• _TASK GOAL_:
Copy the records below exactly as they are written.

┄┄┄┄┄┄┄┄┄┄┄┄┄┄┄┄┄┄┄┄

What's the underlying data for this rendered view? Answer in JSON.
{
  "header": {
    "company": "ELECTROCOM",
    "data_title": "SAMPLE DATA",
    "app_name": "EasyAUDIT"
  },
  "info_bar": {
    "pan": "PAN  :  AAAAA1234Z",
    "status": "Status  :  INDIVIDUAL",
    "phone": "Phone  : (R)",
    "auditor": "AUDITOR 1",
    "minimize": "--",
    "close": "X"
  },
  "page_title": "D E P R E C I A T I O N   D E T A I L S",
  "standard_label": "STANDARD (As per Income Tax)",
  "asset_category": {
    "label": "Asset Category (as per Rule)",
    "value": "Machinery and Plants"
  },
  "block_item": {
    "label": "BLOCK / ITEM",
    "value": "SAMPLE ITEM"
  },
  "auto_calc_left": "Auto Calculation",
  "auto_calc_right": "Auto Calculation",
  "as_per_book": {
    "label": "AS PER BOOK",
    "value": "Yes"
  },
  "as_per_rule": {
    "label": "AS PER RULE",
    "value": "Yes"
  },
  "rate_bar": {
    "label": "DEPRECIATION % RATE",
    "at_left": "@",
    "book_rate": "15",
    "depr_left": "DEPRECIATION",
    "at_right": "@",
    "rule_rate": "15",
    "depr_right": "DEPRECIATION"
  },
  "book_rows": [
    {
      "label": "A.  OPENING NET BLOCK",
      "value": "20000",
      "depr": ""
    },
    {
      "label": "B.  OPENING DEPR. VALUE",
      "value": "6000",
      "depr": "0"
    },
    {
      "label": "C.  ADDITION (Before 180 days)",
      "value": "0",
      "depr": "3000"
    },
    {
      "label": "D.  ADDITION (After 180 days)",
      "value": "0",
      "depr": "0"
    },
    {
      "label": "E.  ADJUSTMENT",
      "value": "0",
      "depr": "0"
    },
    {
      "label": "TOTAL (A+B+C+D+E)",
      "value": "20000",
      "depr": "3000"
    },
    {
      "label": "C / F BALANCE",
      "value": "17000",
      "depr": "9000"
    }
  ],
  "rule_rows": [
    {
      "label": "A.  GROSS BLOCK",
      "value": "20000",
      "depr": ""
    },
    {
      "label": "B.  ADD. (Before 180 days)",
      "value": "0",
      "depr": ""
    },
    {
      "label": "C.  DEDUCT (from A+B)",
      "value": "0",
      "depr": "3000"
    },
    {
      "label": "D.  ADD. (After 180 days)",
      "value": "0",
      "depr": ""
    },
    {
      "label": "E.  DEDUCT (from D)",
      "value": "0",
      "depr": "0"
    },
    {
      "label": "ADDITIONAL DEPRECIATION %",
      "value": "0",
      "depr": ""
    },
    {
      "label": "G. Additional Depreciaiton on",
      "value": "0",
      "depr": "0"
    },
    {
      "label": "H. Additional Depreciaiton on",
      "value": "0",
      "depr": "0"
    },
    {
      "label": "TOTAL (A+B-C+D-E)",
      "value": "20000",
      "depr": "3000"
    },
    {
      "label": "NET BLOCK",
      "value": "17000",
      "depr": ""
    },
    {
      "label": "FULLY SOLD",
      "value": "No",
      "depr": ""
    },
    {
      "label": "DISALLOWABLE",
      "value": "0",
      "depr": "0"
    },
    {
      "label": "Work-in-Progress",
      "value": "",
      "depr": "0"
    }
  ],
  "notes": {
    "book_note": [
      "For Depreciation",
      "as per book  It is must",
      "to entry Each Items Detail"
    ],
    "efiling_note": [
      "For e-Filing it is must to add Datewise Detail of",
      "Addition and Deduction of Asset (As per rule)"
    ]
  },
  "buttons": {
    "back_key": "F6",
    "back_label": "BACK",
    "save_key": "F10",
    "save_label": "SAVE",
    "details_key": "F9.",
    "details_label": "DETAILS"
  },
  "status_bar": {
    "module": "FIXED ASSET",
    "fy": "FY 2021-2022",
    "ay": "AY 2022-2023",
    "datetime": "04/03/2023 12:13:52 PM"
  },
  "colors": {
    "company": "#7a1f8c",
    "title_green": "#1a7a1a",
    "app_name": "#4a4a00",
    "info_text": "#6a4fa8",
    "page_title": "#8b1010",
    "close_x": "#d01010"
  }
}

┄┄┄┄┄┄┄┄┄┄┄┄┄┄┄┄┄┄┄┄

• _ANSWER TO THE TASK_:
What's the underlying data for this rendered view? Answer in JSON.
{
  "header": {
    "company": "ELECTROCOM",
    "data_title": "SAMPLE DATA",
    "app_name": "EasyAUDIT"
  },
  "info_bar": {
    "pan": "PAN  :  AAAAA1234Z",
    "status": "Status  :  INDIVIDUAL",
    "phone": "Phone  : (R)",
    "auditor": "AUDITOR 1",
    "minimize": "--",
    "close": "X"
  },
  "page_title": "D E P R E C I A T I O N   D E T A I L S",
  "standard_label": "STANDARD (As per Income Tax)",
  "asset_category": {
    "label": "Asset Category (as per Rule)",
    "value": "Machinery and Plants"
  },
  "block_item": {
    "label": "BLOCK / ITEM",
    "value": "SAMPLE ITEM"
  },
  "auto_calc_left": "Auto Calculation",
  "auto_calc_right": "Auto Calculation",
  "as_per_book": {
    "label": "AS PER BOOK",
    "value": "Yes"
  },
  "as_per_rule": {
    "label": "AS PER RULE",
    "value": "Yes"
  },
  "rate_bar": {
    "label": "DEPRECIATION % RATE",
    "at_left": "@",
    "book_rate": "15",
    "depr_left": "DEPRECIATION",
    "at_right": "@",
    "rule_rate": "15",
    "depr_right": "DEPRECIATION"
  },
  "book_rows": [
    {
      "label": "A.  OPENING NET BLOCK",
      "value": "20000",
      "depr": ""
    },
    {
      "label": "B.  OPENING DEPR. VALUE",
      "value": "6000",
      "depr": "0"
    },
    {
      "label": "C.  ADDITION (Before 180 days)",
      "value": "0",
      "depr": "3000"
    },
    {
      "label": "D.  ADDITION (After 180 days)",
      "value": "0",
      "depr": "0"
    },
    {
      "label": "E.  ADJUSTMENT",
      "value": "0",
      "depr": "0"
    },
    {
      "label": "TOTAL (A+B+C+D+E)",
      "value": "20000",
      "depr": "3000"
    },
    {
      "label": "C / F BALANCE",
      "value": "17000",
      "depr": "9000"
    }
  ],
  "rule_rows": [
    {
      "label": "A.  GROSS BLOCK",
      "value": "20000",
      "depr": ""
    },
    {
      "label": "B.  ADD. (Before 180 days)",
      "value": "0",
      "depr": ""
    },
    {
      "label": "C.  DEDUCT (from A+B)",
      "value": "0",
      "depr": "3000"
    },
    {
      "label": "D.  ADD. (After 180 days)",
      "value": "0",
      "depr": ""
    },
    {
      "label": "E.  DEDUCT (from D)",
      "value": "0",
      "depr": "0"
    },
    {
      "label": "ADDITIONAL DEPRECIATION %",
      "value": "0",
      "depr": ""
    },
    {
      "label": "G. Additional Depreciaiton on",
      "value": "0",
      "depr": "0"
    },
    {
      "label": "H. Additional Depreciaiton on",
      "value": "0",
      "depr": "0"
    },
    {
      "label": "TOTAL (A+B-C+D-E)",
      "value": "20000",
      "depr": "3000"
    },
    {
      "label": "NET BLOCK",
      "value": "17000",
      "depr": ""
    },
    {
      "label": "FULLY SOLD",
      "value": "No",
      "depr": ""
    },
    {
      "label": "DISALLOWABLE",
      "value": "0",
      "depr": "0"
    },
    {
      "label": "Work-in-Progress",
      "value": "",
      "depr": "0"
    }
  ],
  "notes": {
    "book_note": [
      "For Depreciation",
      "as per book  It is must",
      "to entry Each Items Detail"
    ],
    "efiling_note": [
      "For e-Filing it is must to add Datewise Detail of",
      "Addition and Deduction of Asset (As per rule)"
    ]
  },
  "buttons": {
    "back_key": "F6",
    "back_label": "BACK",
    "save_key": "F10",
    "save_label": "SAVE",
    "details_key": "F9.",
    "details_label": "DETAILS"
  },
  "status_bar": {
    "module": "FIXED ASSET",
    "fy": "FY 2021-2022",
    "ay": "AY 2022-2023",
    "datetime": "04/03/2023 12:13:52 PM"
  },
  "colors": {
    "company": "#7a1f8c",
    "title_green": "#1a7a1a",
    "app_name": "#4a4a00",
    "info_text": "#6a4fa8",
    "page_title": "#8b1010",
    "close_x": "#d01010"
  }
}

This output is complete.